#### [TO DO]
Reply with the count of lines holding "this", nothing more.

#### [EXERCISE MATERIAL]
────────────────

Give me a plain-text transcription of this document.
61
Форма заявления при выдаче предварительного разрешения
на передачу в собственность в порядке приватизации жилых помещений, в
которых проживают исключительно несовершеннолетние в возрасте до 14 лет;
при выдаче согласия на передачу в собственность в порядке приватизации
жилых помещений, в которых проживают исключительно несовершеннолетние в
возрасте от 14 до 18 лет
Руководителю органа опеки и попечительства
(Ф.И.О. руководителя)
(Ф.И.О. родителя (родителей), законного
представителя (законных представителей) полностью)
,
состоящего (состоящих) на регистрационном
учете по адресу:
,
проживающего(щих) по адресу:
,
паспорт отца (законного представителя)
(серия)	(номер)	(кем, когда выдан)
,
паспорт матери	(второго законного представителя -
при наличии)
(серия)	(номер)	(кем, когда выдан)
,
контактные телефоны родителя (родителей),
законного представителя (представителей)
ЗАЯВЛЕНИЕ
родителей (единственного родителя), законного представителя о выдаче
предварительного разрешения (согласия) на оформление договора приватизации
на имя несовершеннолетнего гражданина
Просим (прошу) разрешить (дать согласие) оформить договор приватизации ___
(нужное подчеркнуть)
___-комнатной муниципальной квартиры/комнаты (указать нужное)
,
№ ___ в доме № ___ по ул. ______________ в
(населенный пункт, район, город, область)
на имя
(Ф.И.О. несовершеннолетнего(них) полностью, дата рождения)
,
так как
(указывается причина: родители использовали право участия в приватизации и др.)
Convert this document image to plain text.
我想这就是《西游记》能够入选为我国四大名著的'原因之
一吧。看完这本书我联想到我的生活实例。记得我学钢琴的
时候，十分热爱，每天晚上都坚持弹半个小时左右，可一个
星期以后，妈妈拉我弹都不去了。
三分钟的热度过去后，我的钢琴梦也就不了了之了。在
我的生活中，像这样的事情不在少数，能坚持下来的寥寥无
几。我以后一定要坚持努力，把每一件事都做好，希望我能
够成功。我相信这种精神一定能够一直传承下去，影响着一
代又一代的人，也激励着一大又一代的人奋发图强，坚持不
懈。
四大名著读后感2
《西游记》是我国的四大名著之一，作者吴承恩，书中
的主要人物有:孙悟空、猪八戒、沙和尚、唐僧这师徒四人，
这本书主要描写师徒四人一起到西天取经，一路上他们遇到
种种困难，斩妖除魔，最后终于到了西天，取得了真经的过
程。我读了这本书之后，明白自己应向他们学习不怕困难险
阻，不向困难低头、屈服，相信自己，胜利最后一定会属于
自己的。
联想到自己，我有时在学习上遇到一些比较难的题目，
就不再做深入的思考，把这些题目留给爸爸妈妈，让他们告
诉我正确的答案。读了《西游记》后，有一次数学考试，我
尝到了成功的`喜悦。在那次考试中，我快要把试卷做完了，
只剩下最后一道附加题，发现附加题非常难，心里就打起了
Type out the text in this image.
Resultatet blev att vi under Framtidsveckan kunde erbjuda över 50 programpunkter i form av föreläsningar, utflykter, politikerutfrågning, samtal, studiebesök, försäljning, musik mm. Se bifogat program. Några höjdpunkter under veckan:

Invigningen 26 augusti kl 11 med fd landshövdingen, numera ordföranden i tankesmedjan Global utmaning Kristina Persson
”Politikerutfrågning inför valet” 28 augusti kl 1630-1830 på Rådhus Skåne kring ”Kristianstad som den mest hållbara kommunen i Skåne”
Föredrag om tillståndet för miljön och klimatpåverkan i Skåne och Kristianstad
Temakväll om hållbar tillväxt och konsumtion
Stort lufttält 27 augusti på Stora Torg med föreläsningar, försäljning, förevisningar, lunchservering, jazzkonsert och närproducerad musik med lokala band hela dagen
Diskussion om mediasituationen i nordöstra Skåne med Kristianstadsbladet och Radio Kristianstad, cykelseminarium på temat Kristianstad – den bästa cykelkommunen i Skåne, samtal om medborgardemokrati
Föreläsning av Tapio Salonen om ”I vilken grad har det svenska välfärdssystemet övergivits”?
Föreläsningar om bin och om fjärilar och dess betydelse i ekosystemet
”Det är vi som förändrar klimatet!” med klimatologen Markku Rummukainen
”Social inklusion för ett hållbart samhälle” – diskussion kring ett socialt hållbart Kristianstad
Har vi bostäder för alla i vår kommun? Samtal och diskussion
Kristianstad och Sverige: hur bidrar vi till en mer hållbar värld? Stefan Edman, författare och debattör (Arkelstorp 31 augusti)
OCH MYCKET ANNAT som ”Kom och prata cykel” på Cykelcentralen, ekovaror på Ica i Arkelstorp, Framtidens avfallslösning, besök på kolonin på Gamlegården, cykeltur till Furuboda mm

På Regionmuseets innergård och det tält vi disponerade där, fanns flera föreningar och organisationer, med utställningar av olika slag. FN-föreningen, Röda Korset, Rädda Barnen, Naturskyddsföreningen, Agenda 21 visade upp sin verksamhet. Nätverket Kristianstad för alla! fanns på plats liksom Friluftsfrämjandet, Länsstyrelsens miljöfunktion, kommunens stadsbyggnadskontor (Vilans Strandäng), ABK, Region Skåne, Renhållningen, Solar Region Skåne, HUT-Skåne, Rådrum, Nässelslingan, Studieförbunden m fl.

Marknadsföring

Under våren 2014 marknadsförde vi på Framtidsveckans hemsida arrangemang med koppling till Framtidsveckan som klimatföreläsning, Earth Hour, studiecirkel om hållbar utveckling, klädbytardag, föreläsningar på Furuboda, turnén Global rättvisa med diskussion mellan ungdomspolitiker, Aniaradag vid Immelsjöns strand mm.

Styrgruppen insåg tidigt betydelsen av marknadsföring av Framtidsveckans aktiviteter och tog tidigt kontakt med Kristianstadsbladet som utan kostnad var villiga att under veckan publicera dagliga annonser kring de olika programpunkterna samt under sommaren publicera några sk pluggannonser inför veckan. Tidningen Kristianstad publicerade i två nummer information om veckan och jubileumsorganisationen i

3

────────────────

#### [FINAL RESULT]
3